**Information supplied**
-*-

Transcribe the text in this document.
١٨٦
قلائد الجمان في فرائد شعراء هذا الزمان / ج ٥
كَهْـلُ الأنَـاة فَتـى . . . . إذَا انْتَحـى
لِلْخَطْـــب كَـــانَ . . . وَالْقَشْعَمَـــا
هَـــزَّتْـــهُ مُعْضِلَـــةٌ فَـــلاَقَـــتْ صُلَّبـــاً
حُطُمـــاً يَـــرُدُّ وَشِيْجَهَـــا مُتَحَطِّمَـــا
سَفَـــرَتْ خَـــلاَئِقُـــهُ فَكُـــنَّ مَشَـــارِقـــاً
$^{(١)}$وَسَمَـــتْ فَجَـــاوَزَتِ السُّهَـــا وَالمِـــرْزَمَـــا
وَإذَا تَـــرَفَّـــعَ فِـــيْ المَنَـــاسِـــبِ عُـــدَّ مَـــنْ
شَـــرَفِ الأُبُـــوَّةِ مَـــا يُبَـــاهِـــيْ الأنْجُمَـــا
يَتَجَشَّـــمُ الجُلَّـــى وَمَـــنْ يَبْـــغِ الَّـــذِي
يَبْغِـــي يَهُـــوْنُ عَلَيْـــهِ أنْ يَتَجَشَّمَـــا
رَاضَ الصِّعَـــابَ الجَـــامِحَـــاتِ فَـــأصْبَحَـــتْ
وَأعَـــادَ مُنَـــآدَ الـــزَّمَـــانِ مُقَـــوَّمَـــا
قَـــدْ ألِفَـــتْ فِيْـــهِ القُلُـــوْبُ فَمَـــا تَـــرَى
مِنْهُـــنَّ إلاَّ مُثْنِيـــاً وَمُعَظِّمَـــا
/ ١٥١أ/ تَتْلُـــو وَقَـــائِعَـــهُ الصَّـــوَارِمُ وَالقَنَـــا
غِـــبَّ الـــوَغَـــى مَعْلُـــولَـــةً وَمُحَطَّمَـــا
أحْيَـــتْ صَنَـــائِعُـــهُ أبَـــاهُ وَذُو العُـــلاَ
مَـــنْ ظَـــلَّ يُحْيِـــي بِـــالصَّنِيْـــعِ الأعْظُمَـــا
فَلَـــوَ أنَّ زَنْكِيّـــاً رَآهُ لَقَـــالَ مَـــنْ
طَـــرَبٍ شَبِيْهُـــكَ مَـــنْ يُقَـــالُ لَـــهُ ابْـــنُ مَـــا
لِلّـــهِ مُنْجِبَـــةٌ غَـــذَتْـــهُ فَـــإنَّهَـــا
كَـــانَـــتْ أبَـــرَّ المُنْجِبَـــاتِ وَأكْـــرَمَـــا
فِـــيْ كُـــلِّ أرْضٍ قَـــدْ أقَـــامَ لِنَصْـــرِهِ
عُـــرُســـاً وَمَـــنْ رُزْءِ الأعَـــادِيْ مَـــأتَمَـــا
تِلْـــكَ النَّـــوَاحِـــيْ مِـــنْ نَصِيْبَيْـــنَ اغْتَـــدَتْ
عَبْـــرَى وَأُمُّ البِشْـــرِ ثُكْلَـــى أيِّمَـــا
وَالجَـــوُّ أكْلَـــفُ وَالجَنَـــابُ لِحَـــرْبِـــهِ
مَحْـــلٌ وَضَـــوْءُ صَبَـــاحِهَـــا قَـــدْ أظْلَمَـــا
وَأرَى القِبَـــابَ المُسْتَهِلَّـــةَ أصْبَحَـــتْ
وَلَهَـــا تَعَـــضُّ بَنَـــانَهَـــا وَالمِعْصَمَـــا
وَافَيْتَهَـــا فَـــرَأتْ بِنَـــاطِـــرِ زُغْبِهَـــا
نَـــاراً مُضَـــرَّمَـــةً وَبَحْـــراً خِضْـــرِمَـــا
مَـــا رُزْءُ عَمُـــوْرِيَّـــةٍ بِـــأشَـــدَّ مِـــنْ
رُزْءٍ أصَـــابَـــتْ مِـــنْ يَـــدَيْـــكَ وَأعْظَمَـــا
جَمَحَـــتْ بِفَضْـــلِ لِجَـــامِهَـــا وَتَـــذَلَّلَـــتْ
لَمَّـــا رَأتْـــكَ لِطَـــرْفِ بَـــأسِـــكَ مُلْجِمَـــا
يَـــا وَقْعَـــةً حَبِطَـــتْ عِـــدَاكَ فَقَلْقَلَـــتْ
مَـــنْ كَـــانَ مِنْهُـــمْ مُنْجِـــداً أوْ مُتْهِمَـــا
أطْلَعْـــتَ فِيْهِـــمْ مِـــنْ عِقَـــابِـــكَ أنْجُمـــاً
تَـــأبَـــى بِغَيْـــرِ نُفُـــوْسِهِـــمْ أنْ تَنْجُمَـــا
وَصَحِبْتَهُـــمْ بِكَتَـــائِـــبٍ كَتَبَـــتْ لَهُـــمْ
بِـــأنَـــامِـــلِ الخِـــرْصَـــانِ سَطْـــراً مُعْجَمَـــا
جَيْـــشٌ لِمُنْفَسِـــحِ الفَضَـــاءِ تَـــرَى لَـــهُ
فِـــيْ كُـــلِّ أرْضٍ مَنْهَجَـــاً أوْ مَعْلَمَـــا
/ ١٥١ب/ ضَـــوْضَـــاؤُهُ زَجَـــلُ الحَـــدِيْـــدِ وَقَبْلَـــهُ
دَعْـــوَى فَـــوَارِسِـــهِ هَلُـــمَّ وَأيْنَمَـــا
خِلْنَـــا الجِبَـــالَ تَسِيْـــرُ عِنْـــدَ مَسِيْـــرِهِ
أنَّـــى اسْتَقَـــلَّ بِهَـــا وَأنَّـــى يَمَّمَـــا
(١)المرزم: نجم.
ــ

-*-

**Work required**
Each record above should be returned exactly as it appears.

**Written solution**
Transcribe the text in this document.
١٨٦
قلائد الجمان في فرائد شعراء هذا الزمان / ج ٥
كَهْـلُ الأنَـاة فَتـى . . . . إذَا انْتَحـى
لِلْخَطْـــب كَـــانَ . . . وَالْقَشْعَمَـــا
هَـــزَّتْـــهُ مُعْضِلَـــةٌ فَـــلاَقَـــتْ صُلَّبـــاً
حُطُمـــاً يَـــرُدُّ وَشِيْجَهَـــا مُتَحَطِّمَـــا
سَفَـــرَتْ خَـــلاَئِقُـــهُ فَكُـــنَّ مَشَـــارِقـــاً
$^{(١)}$وَسَمَـــتْ فَجَـــاوَزَتِ السُّهَـــا وَالمِـــرْزَمَـــا
وَإذَا تَـــرَفَّـــعَ فِـــيْ المَنَـــاسِـــبِ عُـــدَّ مَـــنْ
شَـــرَفِ الأُبُـــوَّةِ مَـــا يُبَـــاهِـــيْ الأنْجُمَـــا
يَتَجَشَّـــمُ الجُلَّـــى وَمَـــنْ يَبْـــغِ الَّـــذِي
يَبْغِـــي يَهُـــوْنُ عَلَيْـــهِ أنْ يَتَجَشَّمَـــا
رَاضَ الصِّعَـــابَ الجَـــامِحَـــاتِ فَـــأصْبَحَـــتْ
وَأعَـــادَ مُنَـــآدَ الـــزَّمَـــانِ مُقَـــوَّمَـــا
قَـــدْ ألِفَـــتْ فِيْـــهِ القُلُـــوْبُ فَمَـــا تَـــرَى
مِنْهُـــنَّ إلاَّ مُثْنِيـــاً وَمُعَظِّمَـــا
/ ١٥١أ/ تَتْلُـــو وَقَـــائِعَـــهُ الصَّـــوَارِمُ وَالقَنَـــا
غِـــبَّ الـــوَغَـــى مَعْلُـــولَـــةً وَمُحَطَّمَـــا
أحْيَـــتْ صَنَـــائِعُـــهُ أبَـــاهُ وَذُو العُـــلاَ
مَـــنْ ظَـــلَّ يُحْيِـــي بِـــالصَّنِيْـــعِ الأعْظُمَـــا
فَلَـــوَ أنَّ زَنْكِيّـــاً رَآهُ لَقَـــالَ مَـــنْ
طَـــرَبٍ شَبِيْهُـــكَ مَـــنْ يُقَـــالُ لَـــهُ ابْـــنُ مَـــا
لِلّـــهِ مُنْجِبَـــةٌ غَـــذَتْـــهُ فَـــإنَّهَـــا
كَـــانَـــتْ أبَـــرَّ المُنْجِبَـــاتِ وَأكْـــرَمَـــا
فِـــيْ كُـــلِّ أرْضٍ قَـــدْ أقَـــامَ لِنَصْـــرِهِ
عُـــرُســـاً وَمَـــنْ رُزْءِ الأعَـــادِيْ مَـــأتَمَـــا
تِلْـــكَ النَّـــوَاحِـــيْ مِـــنْ نَصِيْبَيْـــنَ اغْتَـــدَتْ
عَبْـــرَى وَأُمُّ البِشْـــرِ ثُكْلَـــى أيِّمَـــا
وَالجَـــوُّ أكْلَـــفُ وَالجَنَـــابُ لِحَـــرْبِـــهِ
مَحْـــلٌ وَضَـــوْءُ صَبَـــاحِهَـــا قَـــدْ أظْلَمَـــا
وَأرَى القِبَـــابَ المُسْتَهِلَّـــةَ أصْبَحَـــتْ
وَلَهَـــا تَعَـــضُّ بَنَـــانَهَـــا وَالمِعْصَمَـــا
وَافَيْتَهَـــا فَـــرَأتْ بِنَـــاطِـــرِ زُغْبِهَـــا
نَـــاراً مُضَـــرَّمَـــةً وَبَحْـــراً خِضْـــرِمَـــا
مَـــا رُزْءُ عَمُـــوْرِيَّـــةٍ بِـــأشَـــدَّ مِـــنْ
رُزْءٍ أصَـــابَـــتْ مِـــنْ يَـــدَيْـــكَ وَأعْظَمَـــا
جَمَحَـــتْ بِفَضْـــلِ لِجَـــامِهَـــا وَتَـــذَلَّلَـــتْ
لَمَّـــا رَأتْـــكَ لِطَـــرْفِ بَـــأسِـــكَ مُلْجِمَـــا
يَـــا وَقْعَـــةً حَبِطَـــتْ عِـــدَاكَ فَقَلْقَلَـــتْ
مَـــنْ كَـــانَ مِنْهُـــمْ مُنْجِـــداً أوْ مُتْهِمَـــا
أطْلَعْـــتَ فِيْهِـــمْ مِـــنْ عِقَـــابِـــكَ أنْجُمـــاً
تَـــأبَـــى بِغَيْـــرِ نُفُـــوْسِهِـــمْ أنْ تَنْجُمَـــا
وَصَحِبْتَهُـــمْ بِكَتَـــائِـــبٍ كَتَبَـــتْ لَهُـــمْ
بِـــأنَـــامِـــلِ الخِـــرْصَـــانِ سَطْـــراً مُعْجَمَـــا
جَيْـــشٌ لِمُنْفَسِـــحِ الفَضَـــاءِ تَـــرَى لَـــهُ
فِـــيْ كُـــلِّ أرْضٍ مَنْهَجَـــاً أوْ مَعْلَمَـــا
/ ١٥١ب/ ضَـــوْضَـــاؤُهُ زَجَـــلُ الحَـــدِيْـــدِ وَقَبْلَـــهُ
دَعْـــوَى فَـــوَارِسِـــهِ هَلُـــمَّ وَأيْنَمَـــا
خِلْنَـــا الجِبَـــالَ تَسِيْـــرُ عِنْـــدَ مَسِيْـــرِهِ
أنَّـــى اسْتَقَـــلَّ بِهَـــا وَأنَّـــى يَمَّمَـــا
(١)المرزم: نجم.
ــ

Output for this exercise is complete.